- Brief
Return, verbatim, the portion of the forum thread below that runs from "i guess that" to "can identify it.".

# Another man Shoots Son



## rattletraprex (Sep 1, 2005)

This time it was closer to home,Harrison Co. An Amish guy shoots his 22yr. old son,says he mistook him for game! Still don't know how this happens. They didn't give his condition,just that he was life flighted to a hospital. Hopefully he'll be OK.


----------



## jeffmo (Apr 7, 2004)

1st off,i hope everything turns out okay for them.
but there's absolutely no excuse for these kinds of tragedies.
how could anyone EVER mistake a person for a turkey?
i guess that it just goes against everything i was taught by my father when i 1st began hunting.


----------



## Toxic (May 13, 2006)

As I stated in the last thread about the same subject, There is no bird that you can buy for 10 bucks in the store ever worth jumping the gun and shooting before you can identify it. 

Not sure if this is the case, but people have to remember you cannot stalk or sneak up on the birds. That is the major cause of accidental shootings during turkey season.


----------



## alan farver (Apr 9, 2005)

the paper here in tusc county said the guy was only 20 yds away.


----------



## zap (Jun 5, 2005)

Toxic is absolutely correct.

- Record extracts
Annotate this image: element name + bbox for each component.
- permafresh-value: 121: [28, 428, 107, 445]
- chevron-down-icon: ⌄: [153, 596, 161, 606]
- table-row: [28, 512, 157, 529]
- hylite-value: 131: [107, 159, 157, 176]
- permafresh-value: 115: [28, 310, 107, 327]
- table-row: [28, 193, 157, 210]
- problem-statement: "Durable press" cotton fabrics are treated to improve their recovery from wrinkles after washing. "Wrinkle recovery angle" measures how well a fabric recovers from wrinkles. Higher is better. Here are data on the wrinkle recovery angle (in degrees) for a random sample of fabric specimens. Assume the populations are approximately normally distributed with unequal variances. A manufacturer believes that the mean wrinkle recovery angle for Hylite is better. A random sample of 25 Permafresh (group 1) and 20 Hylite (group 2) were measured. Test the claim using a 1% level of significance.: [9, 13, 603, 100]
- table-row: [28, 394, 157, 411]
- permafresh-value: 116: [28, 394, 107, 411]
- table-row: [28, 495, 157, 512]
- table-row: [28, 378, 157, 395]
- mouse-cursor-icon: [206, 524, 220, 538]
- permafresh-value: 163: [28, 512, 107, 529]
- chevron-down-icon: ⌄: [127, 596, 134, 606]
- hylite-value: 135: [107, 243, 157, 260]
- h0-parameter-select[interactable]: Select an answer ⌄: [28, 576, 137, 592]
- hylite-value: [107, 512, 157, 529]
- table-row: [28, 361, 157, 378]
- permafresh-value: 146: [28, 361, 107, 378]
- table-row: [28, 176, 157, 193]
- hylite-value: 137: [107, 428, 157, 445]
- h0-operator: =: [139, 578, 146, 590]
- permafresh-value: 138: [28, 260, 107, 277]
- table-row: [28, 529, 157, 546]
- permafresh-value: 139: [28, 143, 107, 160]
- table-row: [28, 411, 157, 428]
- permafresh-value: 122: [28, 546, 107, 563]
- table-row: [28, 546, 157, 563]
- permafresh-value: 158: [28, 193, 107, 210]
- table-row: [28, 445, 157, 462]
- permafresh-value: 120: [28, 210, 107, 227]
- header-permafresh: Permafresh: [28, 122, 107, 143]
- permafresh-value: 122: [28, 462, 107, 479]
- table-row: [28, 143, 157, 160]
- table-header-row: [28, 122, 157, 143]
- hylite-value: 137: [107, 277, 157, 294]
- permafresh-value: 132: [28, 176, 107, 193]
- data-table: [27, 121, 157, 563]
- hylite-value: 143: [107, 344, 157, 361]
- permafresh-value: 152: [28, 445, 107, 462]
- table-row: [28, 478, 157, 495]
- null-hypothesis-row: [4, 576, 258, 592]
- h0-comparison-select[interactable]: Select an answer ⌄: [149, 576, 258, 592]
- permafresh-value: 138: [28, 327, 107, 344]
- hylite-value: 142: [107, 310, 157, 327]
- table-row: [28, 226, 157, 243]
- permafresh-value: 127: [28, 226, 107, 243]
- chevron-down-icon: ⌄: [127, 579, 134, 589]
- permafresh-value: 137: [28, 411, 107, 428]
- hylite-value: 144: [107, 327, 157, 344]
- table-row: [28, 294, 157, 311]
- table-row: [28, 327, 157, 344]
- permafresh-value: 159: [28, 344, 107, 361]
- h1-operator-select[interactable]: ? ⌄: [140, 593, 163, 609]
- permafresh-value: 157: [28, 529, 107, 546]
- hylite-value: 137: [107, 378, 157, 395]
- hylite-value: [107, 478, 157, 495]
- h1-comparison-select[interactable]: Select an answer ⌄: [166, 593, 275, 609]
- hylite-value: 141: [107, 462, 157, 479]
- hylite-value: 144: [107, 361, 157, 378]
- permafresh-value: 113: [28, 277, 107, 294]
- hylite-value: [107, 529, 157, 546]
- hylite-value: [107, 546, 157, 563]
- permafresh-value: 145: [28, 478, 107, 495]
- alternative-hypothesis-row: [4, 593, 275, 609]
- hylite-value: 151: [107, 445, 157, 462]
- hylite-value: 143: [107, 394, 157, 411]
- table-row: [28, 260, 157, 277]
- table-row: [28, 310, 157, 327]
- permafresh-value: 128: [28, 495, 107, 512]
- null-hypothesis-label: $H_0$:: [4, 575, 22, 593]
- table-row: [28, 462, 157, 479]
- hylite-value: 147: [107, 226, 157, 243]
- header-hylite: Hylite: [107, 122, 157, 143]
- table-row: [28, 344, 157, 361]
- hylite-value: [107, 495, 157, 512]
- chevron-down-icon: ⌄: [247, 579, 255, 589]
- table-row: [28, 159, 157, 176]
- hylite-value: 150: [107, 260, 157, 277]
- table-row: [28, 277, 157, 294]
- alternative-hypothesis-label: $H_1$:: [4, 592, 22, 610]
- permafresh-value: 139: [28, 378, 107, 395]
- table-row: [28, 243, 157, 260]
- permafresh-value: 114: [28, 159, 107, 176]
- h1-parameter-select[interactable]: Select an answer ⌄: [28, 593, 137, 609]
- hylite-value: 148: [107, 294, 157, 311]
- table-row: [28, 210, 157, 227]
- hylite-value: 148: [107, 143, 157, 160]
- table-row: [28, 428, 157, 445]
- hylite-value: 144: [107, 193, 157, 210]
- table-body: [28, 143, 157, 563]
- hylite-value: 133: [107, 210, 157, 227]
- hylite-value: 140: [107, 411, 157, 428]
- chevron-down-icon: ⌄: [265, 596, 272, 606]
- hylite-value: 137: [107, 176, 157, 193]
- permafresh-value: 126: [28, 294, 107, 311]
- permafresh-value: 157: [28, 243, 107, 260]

- Answer for this exercise
i guess that it just goes against everything i was taught by my father when i 1st began hunting.


----------



## Toxic (May 13, 2006)

As I stated in the last thread about the same subject, There is no bird that you can buy for 10 bucks in the store ever worth jumping the gun and shooting before you can identify it.